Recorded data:
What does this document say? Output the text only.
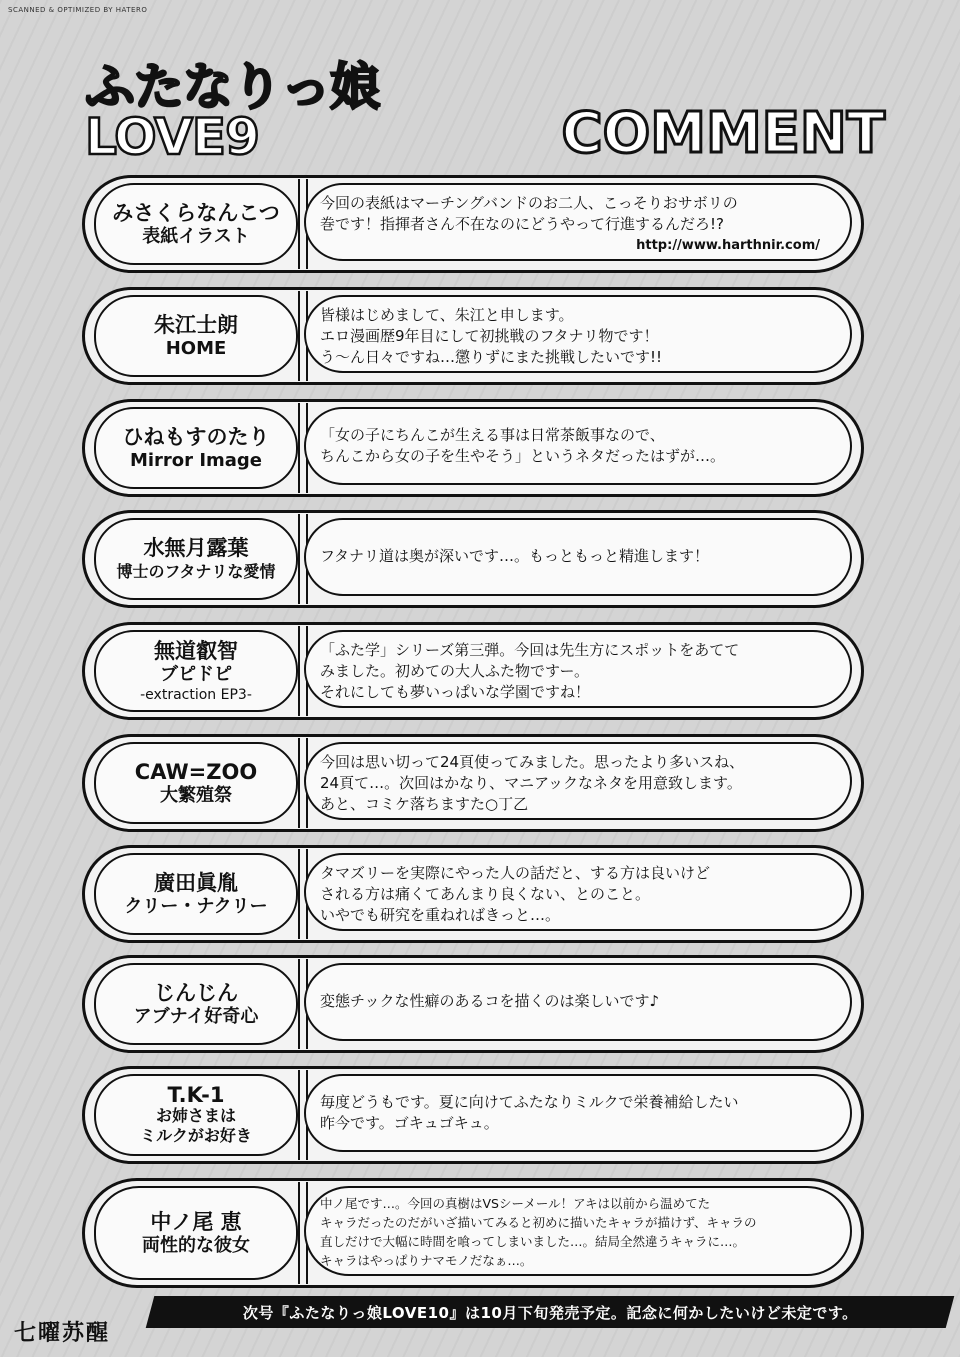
​
SCANNED & OPTIMIZED BY HATERO
ふたなりっ娘LOVE9	COMMENT
みさくらなんこつ
表紙イラスト
今回の表紙はマーチングバンドのお二人、こっそりおサボリの
巻です！指揮者さん不在なのにどうやって行進するんだろ!?
http://www.harthnir.com/
朱江士朗
HOME
皆様はじめまして、朱江と申します。
エロ漫画歴9年目にして初挑戦のフタナリ物です！
う〜ん日々ですね…懲りずにまた挑戦したいです!!
ひねもすのたり
Mirror Image
「女の子にちんこが生える事は日常茶飯事なので、
ちんこから女の子を生やそう」というネタだったはずが…。
水無月露葉
博士のフタナリな愛情
フタナリ道は奥が深いです…。もっともっと精進します！
無道叡智
ブピドピ
-extraction EP3-
「ふた学」シリーズ第三弾。今回は先生方にスポットをあてて
みました。初めての大人ふた物ですー。
それにしても夢いっぱいな学園ですね！
CAW=ZOO
大繁殖祭
今回は思い切って24頁使ってみました。思ったより多いスね、
24頁て…。次回はかなり、マニアックなネタを用意致します。
あと、コミケ落ちますた○丁乙
廣田眞胤
クリー・ナクリー
タマズリーを実際にやった人の話だと、する方は良いけど
される方は痛くてあんまり良くない、とのこと。
いやでも研究を重ねればきっと…。
じんじん
アブナイ好奇心
変態チックな性癖のあるコを描くのは楽しいです♪
T.K-1
お姉さまは
ミルクがお好き
毎度どうもです。夏に向けてふたなりミルクで栄養補給したい
昨今です。ゴキュゴキュ。
中ノ尾 恵
両性的な彼女
中ノ尾です…。今回の真樹はVSシーメール！アキは以前から温めてた
キャラだったのだがいざ描いてみると初めに描いたキャラが描けず、キャラの
直しだけで大幅に時間を喰ってしまいました…。結局全然違うキャラに…。
キャラはやっぱりナマモノだなぁ…。
次号『ふたなりっ娘LOVE10』は10月下旬発売予定。記念に何かしたいけど未定です。
七曜苏醒
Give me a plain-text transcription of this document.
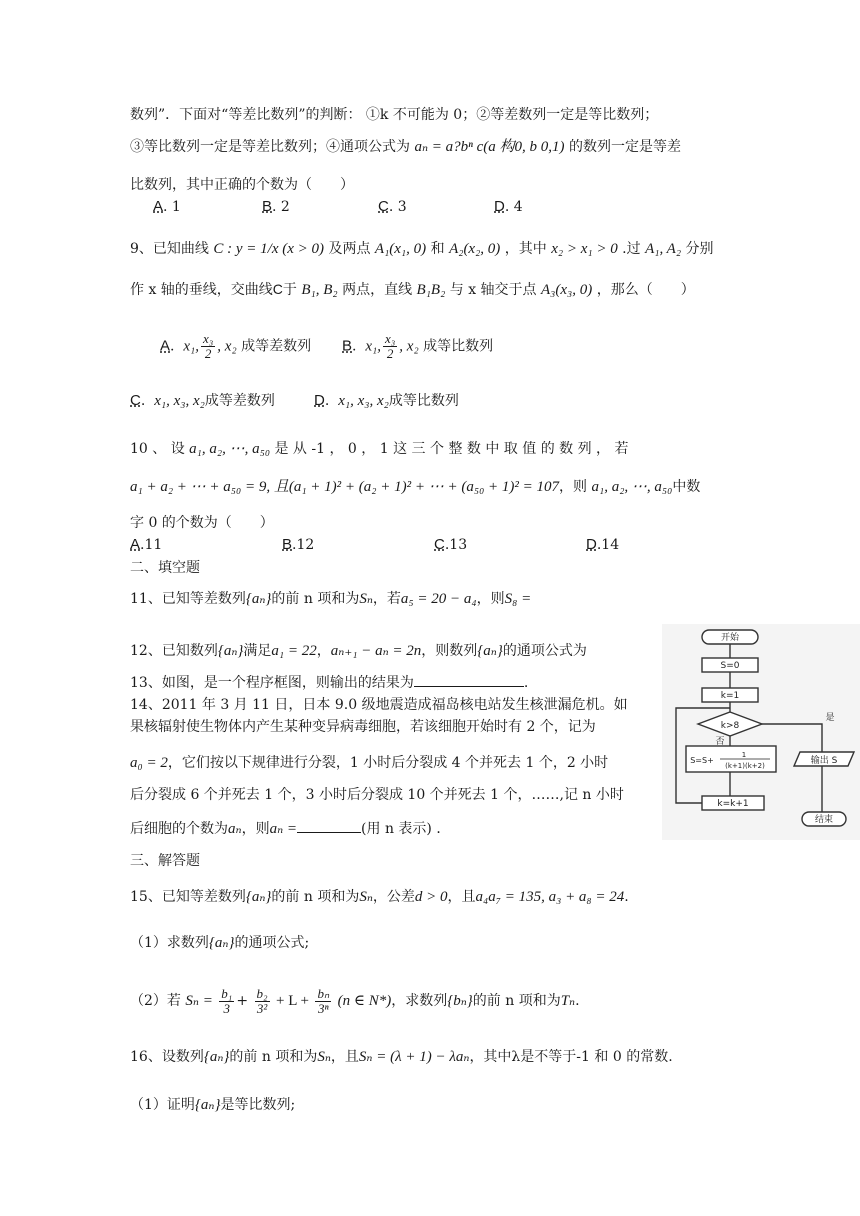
数列”．下面对“等差比数列”的判断： ①k 不可能为 0；②等差数列一定是等比数列；
③等比数列一定是等差比数列；④通项公式为 aₙ = a?bⁿ c(a 构0, b 0,1) 的数列一定是等差
比数列，其中正确的个数为（　　）
A. 1	B. 2	C. 3	D. 4
9、已知曲线 C : y = 1/x (x > 0) 及两点 A₁(x₁, 0) 和 A₂(x₂, 0) ，其中 x₂ > x₁ > 0 .过 A₁, A₂ 分别
作 x 轴的垂线，交曲线C于 B₁, B₂ 两点，直线 B₁B₂ 与 x 轴交于点 A₃(x₃, 0) ，那么（　　）
A.  x₁, $\frac{\text{x₃}}{2}$ , x₂ 成等差数列 B.  x₁, $\frac{\text{x₃}}{2}$ , x₂ 成等比数列
C.  x₁, x₃, x₂成等差数列	D.  x₁, x₃, x₂成等比数列
10 、 设 a₁, a₂, ⋯, a₅₀ 是 从 -1 ， 0 ， 1 这 三 个 整 数 中 取 值 的 数 列 ， 若
a₁ + a₂ + ⋯ + a₅₀ = 9, 且(a₁ + 1)² + (a₂ + 1)² + ⋯ + (a₅₀ + 1)² = 107，则 a₁, a₂, ⋯, a₅₀中数
字 0 的个数为（　　）
A.11	B.12	C.13	D.14
二、填空题
11、已知等差数列{aₙ}的前 n 项和为Sₙ，若a₅ = 20 − a₄，则S₈ =
12、已知数列{aₙ}满足a₁ = 22，aₙ₊₁ − aₙ = 2n，则数列{aₙ}的通项公式为
13、如图，是一个程序框图，则输出的结果为	.
14、2011 年 3 月 11 日，日本 9.0 级地震造成福岛核电站发生核泄漏危机。如
果核辐射使生物体内产生某种变异病毒细胞，若该细胞开始时有 2 个，记为
a₀ = 2，它们按以下规律进行分裂，1 小时后分裂成 4 个并死去 1 个，2 小时
后分裂成 6 个并死去 1 个，3 小时后分裂成 10 个并死去 1 个，……,记 n 小时
后细胞的个数为aₙ，则aₙ =	(用 n 表示) ．
三、解答题
15、已知等差数列{aₙ}的前 n 项和为Sₙ，公差d > 0，且a₄a₇ = 135, a₃ + a₈ = 24.
（1）求数列{aₙ}的通项公式;
（2）若 $S_n = \frac{\text{b₁}}{3} + \frac{\text{b₂}}{\text{3²}} + L + \frac{\text{bₙ}}{\text{3ⁿ}} (n$ ∈ N*)，求数列{bₙ}的前 n 项和为Tₙ.
16、设数列{aₙ}的前 n 项和为Sₙ，且Sₙ = (λ + 1) − λaₙ，其中λ是不等于-1 和 0 的常数.
（1）证明{aₙ}是等比数列;
开始
S=0
k=1
k>8
是
否
S=S+
1
(k+1)(k+2)	输出 S
k=k+1
结束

→ **EXERCISE GOAL**:
Read the entries and show each line that mentions "已知等差数列".

→ **SOLUTION**:
11、已知等差数列{aₙ}的前 n 项和为Sₙ，若a₅ = 20 − a₄，则S₈ =
15、已知等差数列{aₙ}的前 n 项和为Sₙ，公差d > 0，且a₄a₇ = 135, a₃ + a₈ = 24.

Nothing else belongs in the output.